Work required: Each line below should be reproduced without any alteration.

## begin Available data

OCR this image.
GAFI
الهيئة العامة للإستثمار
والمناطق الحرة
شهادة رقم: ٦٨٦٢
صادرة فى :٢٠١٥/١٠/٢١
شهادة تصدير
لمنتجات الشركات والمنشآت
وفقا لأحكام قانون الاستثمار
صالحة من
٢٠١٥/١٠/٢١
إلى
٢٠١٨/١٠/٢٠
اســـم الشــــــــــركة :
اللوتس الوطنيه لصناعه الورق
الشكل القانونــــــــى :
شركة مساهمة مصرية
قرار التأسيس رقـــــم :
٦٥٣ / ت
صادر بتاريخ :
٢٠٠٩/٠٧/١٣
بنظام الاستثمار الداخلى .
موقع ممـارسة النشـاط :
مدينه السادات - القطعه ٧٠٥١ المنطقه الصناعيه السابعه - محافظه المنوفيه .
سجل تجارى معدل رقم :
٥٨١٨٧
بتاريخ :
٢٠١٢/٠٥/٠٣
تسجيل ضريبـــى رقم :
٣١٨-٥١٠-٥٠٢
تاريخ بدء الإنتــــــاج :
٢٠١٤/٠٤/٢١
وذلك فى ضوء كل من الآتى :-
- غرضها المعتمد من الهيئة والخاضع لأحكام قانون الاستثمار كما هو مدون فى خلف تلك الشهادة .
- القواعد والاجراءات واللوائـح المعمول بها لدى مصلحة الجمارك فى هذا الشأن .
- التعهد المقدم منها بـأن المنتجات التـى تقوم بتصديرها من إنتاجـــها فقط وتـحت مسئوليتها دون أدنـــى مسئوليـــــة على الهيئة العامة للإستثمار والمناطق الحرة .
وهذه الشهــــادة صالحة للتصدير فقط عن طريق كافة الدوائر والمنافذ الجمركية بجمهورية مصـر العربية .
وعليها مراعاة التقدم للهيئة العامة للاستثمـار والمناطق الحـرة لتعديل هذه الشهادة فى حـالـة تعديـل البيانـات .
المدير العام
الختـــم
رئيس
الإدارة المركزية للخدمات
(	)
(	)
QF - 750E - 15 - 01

## end Available data

Result of the task:
OCR this image.
GAFI
الهيئة العامة للإستثمار
والمناطق الحرة
شهادة رقم: ٦٨٦٢
صادرة فى :٢٠١٥/١٠/٢١
شهادة تصدير
لمنتجات الشركات والمنشآت
وفقا لأحكام قانون الاستثمار
صالحة من
٢٠١٥/١٠/٢١
إلى
٢٠١٨/١٠/٢٠
اســـم الشــــــــــركة :
اللوتس الوطنيه لصناعه الورق
الشكل القانونــــــــى :
شركة مساهمة مصرية
قرار التأسيس رقـــــم :
٦٥٣ / ت
صادر بتاريخ :
٢٠٠٩/٠٧/١٣
بنظام الاستثمار الداخلى .
موقع ممـارسة النشـاط :
مدينه السادات - القطعه ٧٠٥١ المنطقه الصناعيه السابعه - محافظه المنوفيه .
سجل تجارى معدل رقم :
٥٨١٨٧
بتاريخ :
٢٠١٢/٠٥/٠٣
تسجيل ضريبـــى رقم :
٣١٨-٥١٠-٥٠٢
تاريخ بدء الإنتــــــاج :
٢٠١٤/٠٤/٢١
وذلك فى ضوء كل من الآتى :-
- غرضها المعتمد من الهيئة والخاضع لأحكام قانون الاستثمار كما هو مدون فى خلف تلك الشهادة .
- القواعد والاجراءات واللوائـح المعمول بها لدى مصلحة الجمارك فى هذا الشأن .
- التعهد المقدم منها بـأن المنتجات التـى تقوم بتصديرها من إنتاجـــها فقط وتـحت مسئوليتها دون أدنـــى مسئوليـــــة على الهيئة العامة للإستثمار والمناطق الحرة .
وهذه الشهــــادة صالحة للتصدير فقط عن طريق كافة الدوائر والمنافذ الجمركية بجمهورية مصـر العربية .
وعليها مراعاة التقدم للهيئة العامة للاستثمـار والمناطق الحـرة لتعديل هذه الشهادة فى حـالـة تعديـل البيانـات .
المدير العام
الختـــم
رئيس
الإدارة المركزية للخدمات
(	)
(	)
QF - 750E - 15 - 01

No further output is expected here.